### GOAL
Extract every line that contains the string "этом".

### PROVIDED DATA
--
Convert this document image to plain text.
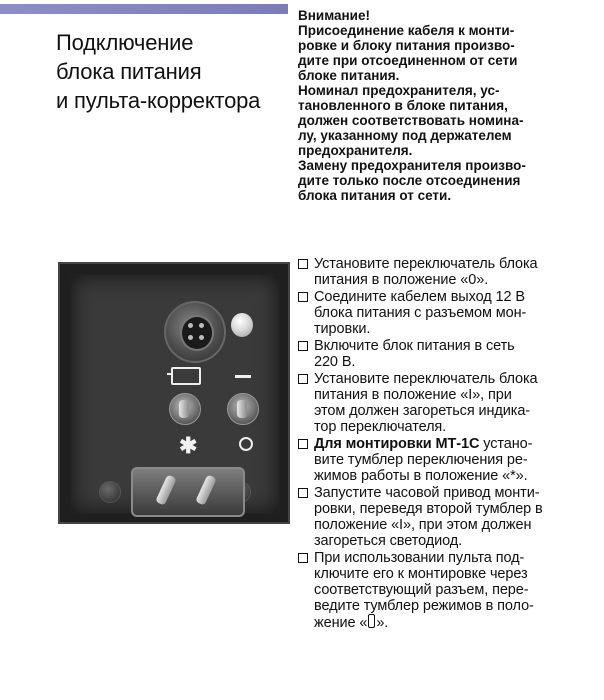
Подключение
блока питания
и пульта-корректора
✱
Внимание!
Присоединение кабеля к монти-
ровке и блоку питания произво-
дите при отсоединенном от сети
блоке питания.
Номинал предохранителя, ус-
тановленного в блоке питания,
должен соответствовать номина-
лу, указанному под держателем
предохранителя.
Замену предохранителя произво-
дите только после отсоединения
блока питания от сети.
Установите переключатель блока
питания в положение «0».
Соедините кабелем выход 12 В
блока питания с разъемом мон-
тировки.
Включите блок питания в сеть
220 В.
Установите переключатель блока
питания в положение «I», при
этом должен загореться индика-
тор переключателя.
Для монтировки МТ-1С устано-
вите тумблер переключения ре-
жимов работы в положение «*».
Запустите часовой привод монти-
ровки, переведя второй тумблер в
положение «I», при этом должен
загореться светодиод.
При использовании пульта под-
ключите его к монтировке через
соответствующий разъем, пере-
ведите тумблер режимов в поло-
жение « ».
--
### FULL OUTPUT
этом должен загореться индика-
положение «I», при этом должен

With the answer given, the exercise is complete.